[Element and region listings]
* BEGIN *

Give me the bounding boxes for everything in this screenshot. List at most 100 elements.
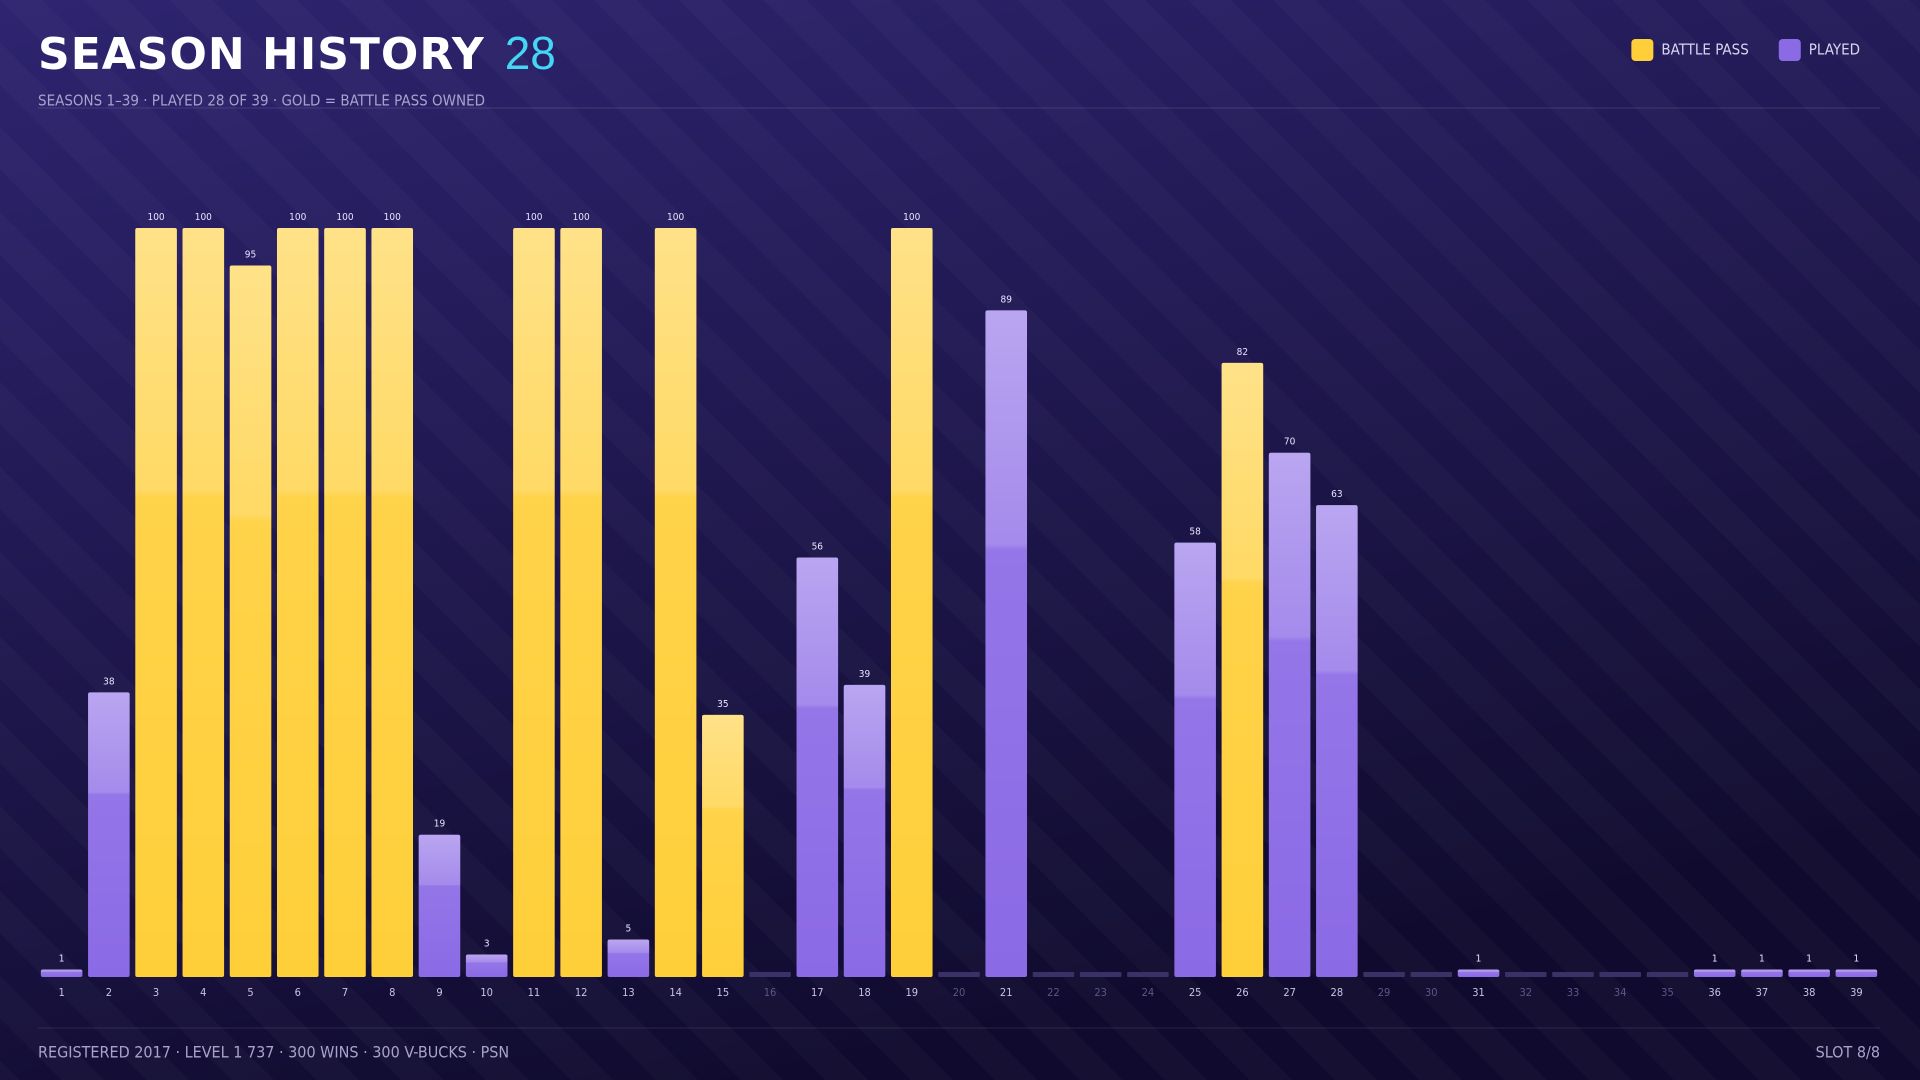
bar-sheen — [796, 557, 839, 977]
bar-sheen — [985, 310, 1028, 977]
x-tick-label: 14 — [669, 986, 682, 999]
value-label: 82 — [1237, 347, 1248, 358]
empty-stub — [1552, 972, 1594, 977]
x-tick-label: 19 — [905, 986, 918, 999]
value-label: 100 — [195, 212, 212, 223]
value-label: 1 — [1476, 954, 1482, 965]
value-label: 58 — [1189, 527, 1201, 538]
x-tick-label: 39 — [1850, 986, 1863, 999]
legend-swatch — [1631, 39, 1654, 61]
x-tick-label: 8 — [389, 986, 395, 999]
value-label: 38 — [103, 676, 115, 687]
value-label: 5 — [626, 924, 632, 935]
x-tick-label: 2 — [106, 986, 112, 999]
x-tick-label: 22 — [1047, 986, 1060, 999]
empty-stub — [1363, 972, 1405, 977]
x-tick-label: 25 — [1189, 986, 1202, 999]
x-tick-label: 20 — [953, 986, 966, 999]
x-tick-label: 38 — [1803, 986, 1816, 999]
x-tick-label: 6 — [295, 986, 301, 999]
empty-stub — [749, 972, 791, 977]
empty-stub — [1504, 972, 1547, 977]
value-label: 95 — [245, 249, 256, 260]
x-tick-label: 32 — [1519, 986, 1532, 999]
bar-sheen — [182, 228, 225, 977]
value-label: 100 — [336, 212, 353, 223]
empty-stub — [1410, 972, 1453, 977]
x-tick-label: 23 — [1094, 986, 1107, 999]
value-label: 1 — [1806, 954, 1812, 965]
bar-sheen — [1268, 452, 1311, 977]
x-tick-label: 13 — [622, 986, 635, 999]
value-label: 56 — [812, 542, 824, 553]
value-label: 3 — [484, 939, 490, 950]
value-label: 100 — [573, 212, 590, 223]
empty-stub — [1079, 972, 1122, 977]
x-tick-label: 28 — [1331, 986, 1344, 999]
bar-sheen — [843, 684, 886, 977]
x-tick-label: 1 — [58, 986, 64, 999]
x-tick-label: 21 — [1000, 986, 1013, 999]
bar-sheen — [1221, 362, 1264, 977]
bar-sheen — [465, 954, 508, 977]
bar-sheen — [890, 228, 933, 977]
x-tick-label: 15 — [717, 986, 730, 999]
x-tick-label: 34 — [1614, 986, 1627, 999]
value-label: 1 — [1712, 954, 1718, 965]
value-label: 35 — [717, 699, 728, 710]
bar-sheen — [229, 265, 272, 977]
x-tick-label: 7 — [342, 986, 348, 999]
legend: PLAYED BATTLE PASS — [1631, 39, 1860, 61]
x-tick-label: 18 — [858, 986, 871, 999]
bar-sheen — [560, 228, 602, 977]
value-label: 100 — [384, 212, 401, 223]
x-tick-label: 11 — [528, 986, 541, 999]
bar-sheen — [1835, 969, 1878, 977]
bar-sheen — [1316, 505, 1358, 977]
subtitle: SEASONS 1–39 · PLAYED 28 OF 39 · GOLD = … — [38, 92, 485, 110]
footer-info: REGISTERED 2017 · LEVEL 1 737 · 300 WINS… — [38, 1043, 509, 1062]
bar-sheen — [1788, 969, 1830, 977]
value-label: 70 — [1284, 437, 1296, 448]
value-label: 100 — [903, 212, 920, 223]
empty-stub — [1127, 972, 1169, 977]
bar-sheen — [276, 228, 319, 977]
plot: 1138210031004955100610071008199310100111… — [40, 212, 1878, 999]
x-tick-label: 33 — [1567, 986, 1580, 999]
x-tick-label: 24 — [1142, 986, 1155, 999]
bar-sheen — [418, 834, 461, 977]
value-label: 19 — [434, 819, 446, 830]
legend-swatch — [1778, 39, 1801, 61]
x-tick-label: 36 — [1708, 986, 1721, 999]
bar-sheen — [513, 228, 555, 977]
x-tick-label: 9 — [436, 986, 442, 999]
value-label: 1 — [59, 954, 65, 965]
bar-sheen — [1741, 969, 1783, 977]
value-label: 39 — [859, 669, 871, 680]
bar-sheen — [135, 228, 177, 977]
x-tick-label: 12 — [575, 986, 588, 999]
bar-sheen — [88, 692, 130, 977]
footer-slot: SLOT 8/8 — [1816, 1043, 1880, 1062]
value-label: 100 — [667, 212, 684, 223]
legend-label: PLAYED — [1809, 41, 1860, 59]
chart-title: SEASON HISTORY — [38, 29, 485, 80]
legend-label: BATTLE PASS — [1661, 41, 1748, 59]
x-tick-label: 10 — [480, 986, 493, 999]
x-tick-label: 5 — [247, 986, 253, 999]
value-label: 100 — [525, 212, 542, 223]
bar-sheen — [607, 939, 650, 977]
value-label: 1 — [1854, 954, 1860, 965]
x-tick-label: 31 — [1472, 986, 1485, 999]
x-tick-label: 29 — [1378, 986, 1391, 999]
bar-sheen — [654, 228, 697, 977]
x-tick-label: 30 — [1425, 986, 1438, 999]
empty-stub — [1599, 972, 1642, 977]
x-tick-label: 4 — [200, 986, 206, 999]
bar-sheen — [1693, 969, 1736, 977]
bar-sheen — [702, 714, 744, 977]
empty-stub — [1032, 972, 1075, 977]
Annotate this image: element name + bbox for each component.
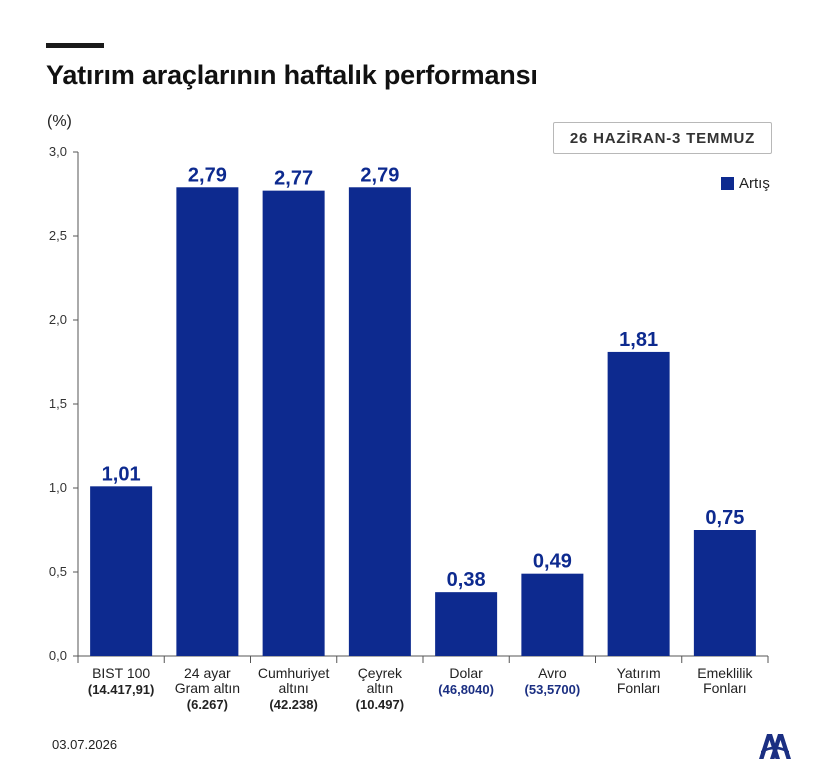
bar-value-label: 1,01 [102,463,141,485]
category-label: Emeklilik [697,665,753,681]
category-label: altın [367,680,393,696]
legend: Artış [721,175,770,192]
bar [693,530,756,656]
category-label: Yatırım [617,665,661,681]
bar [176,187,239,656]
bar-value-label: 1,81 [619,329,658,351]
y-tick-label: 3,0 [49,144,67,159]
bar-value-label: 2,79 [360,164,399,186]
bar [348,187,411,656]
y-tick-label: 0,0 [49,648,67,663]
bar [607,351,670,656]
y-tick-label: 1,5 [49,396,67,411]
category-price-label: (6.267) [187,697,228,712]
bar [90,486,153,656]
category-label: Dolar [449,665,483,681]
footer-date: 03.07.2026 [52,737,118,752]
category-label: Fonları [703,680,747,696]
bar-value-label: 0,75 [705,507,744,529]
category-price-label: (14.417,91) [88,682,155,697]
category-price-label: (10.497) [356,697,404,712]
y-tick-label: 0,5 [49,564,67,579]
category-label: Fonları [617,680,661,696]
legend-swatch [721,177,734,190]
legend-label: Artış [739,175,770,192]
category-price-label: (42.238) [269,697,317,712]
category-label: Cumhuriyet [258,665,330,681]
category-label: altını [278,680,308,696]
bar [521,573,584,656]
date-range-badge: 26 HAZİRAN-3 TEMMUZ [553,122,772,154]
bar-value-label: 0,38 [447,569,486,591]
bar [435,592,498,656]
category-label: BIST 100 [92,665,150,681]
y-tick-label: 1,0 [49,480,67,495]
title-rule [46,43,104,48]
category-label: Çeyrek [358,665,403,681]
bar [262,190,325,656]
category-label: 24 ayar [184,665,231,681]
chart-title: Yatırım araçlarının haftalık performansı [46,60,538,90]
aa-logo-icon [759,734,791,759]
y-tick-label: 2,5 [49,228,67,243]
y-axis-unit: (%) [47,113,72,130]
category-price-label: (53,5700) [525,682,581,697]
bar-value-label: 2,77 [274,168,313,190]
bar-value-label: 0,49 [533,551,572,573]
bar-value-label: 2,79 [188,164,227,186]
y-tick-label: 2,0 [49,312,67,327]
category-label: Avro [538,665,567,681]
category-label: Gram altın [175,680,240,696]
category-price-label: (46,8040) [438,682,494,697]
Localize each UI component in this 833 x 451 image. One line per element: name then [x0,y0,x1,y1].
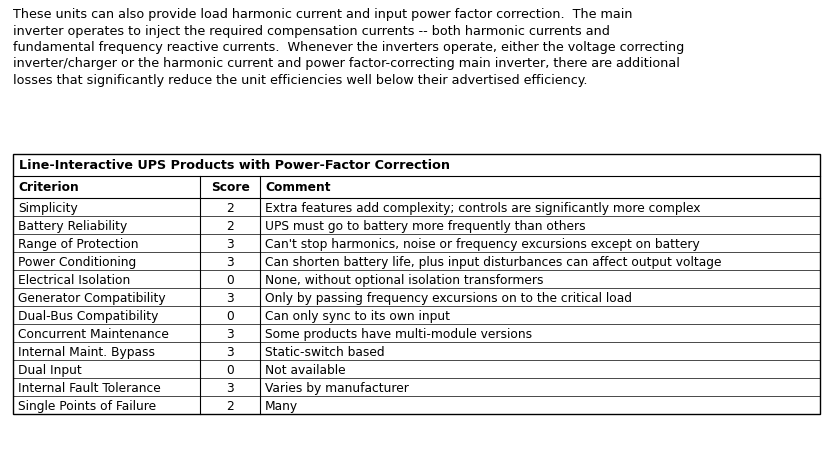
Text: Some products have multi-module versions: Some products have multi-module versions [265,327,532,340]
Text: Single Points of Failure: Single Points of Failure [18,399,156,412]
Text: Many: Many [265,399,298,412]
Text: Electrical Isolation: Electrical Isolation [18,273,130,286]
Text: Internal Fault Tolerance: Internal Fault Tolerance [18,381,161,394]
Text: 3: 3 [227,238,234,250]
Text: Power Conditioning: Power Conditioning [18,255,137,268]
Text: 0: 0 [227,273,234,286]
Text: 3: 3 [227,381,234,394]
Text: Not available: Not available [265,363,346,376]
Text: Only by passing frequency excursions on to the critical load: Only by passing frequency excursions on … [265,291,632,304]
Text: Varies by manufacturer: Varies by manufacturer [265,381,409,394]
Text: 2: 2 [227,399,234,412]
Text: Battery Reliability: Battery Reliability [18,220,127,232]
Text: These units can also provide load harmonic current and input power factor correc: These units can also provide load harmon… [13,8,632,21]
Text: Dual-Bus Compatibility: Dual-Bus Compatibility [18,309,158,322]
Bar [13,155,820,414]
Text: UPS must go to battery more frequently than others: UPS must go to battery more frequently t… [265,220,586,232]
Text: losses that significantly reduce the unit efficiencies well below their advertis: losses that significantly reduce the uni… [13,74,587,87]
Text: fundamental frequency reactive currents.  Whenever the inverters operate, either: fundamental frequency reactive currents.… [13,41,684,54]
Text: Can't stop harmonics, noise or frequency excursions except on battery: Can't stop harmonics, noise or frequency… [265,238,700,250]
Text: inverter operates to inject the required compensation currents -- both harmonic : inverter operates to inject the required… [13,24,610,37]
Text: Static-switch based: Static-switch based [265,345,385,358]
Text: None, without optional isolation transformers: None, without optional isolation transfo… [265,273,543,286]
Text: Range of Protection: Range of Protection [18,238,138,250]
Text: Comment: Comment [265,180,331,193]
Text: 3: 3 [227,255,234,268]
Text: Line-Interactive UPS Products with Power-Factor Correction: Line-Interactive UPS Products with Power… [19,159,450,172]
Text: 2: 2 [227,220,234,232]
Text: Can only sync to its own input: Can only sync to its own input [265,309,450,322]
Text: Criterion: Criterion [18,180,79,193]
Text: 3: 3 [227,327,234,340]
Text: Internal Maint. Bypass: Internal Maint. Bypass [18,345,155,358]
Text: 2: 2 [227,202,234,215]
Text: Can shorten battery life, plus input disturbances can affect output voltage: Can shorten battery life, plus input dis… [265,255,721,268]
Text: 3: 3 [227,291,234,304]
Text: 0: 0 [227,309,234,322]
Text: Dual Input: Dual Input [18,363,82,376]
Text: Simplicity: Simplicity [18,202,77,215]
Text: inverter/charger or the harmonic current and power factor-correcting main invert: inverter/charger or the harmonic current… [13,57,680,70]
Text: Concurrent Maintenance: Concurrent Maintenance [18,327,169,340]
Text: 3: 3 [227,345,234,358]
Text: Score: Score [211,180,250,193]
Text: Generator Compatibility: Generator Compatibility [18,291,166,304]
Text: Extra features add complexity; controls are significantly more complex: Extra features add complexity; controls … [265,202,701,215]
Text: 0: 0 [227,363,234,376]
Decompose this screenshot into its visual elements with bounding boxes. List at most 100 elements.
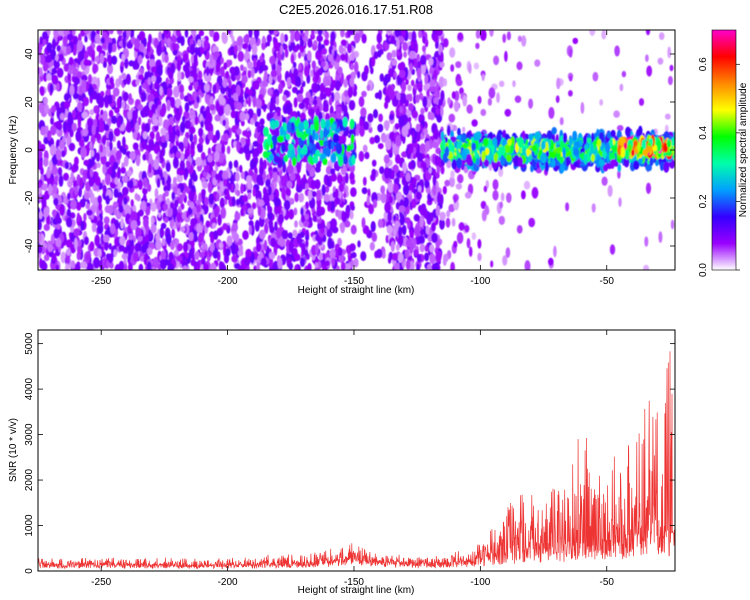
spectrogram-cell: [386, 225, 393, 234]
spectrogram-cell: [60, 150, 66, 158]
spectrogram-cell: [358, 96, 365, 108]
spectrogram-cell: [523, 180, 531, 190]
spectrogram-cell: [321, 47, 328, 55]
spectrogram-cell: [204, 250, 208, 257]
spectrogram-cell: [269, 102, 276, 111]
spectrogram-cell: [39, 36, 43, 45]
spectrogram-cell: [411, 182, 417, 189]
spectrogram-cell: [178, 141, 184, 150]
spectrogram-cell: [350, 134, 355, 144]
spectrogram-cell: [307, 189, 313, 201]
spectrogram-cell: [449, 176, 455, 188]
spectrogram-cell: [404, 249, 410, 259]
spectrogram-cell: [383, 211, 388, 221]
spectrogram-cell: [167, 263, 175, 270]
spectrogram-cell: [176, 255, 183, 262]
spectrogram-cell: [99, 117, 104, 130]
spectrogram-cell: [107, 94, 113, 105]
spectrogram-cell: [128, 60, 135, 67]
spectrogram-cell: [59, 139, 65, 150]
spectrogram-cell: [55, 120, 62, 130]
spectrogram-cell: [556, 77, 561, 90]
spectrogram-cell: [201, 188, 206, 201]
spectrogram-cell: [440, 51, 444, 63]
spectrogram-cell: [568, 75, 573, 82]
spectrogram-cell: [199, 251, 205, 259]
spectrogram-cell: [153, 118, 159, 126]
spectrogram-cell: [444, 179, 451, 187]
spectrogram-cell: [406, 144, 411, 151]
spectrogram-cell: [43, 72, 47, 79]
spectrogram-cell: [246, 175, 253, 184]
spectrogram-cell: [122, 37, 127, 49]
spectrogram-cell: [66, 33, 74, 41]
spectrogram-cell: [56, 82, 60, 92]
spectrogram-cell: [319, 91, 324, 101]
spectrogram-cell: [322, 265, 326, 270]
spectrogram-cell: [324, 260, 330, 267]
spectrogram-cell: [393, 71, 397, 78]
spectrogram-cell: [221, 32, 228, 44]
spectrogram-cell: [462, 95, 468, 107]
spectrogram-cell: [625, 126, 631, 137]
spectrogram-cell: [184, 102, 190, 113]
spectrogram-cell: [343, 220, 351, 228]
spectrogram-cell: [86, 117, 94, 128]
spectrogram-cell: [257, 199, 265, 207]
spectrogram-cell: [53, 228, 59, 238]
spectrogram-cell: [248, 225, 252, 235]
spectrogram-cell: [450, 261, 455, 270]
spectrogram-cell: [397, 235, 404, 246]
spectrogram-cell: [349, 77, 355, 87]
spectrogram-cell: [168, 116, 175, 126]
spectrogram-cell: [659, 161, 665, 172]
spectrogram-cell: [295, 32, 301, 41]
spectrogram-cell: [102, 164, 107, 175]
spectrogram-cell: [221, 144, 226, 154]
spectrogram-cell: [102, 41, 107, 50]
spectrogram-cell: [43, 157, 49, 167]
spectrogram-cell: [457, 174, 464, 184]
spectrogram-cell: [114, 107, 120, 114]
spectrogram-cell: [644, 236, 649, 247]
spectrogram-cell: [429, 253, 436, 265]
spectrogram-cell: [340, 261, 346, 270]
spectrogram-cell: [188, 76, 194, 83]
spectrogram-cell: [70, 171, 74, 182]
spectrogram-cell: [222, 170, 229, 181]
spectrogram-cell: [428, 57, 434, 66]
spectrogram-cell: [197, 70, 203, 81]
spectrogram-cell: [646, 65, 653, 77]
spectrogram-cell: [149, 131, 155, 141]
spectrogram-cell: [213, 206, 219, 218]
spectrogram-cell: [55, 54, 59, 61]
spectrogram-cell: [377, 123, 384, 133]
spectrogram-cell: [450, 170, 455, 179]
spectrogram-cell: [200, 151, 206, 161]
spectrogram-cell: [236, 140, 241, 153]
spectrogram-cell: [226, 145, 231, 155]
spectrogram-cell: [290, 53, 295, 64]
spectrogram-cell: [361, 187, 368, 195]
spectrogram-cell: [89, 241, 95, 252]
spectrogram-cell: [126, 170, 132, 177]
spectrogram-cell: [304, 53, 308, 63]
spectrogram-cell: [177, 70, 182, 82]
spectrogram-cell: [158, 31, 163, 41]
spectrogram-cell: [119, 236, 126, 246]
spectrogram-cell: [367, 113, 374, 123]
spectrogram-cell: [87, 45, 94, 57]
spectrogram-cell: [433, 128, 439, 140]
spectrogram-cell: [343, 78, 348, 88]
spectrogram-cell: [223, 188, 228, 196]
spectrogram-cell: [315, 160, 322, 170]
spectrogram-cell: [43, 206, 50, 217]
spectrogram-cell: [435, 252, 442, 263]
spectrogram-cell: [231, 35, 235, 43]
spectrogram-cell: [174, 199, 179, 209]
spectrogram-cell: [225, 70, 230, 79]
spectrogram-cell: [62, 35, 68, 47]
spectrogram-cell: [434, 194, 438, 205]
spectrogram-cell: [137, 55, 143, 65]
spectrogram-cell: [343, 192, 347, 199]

* END *

§ What you will do
Rewrite the lines from the one containing "Text: Some products" through the one containing "Text: 3: 3 [227,238,234,250]", swapping "Failure" for "Breakdown" and leaving everything else as it is.

§ Reply to the exercise
Text: Some products have multi-module versions: Some products have multi-module versions [265,327,532,340]
Text: Single Points of Breakdown: Single Points of Breakdown [18,399,156,412]
Text: Many: Many [265,399,298,412]
Text: Electrical Isolation: Electrical Isolation [18,273,130,286]
Text: Internal Fault Tolerance: Internal Fault Tolerance [18,381,161,394]
Text: 3: 3 [227,238,234,250]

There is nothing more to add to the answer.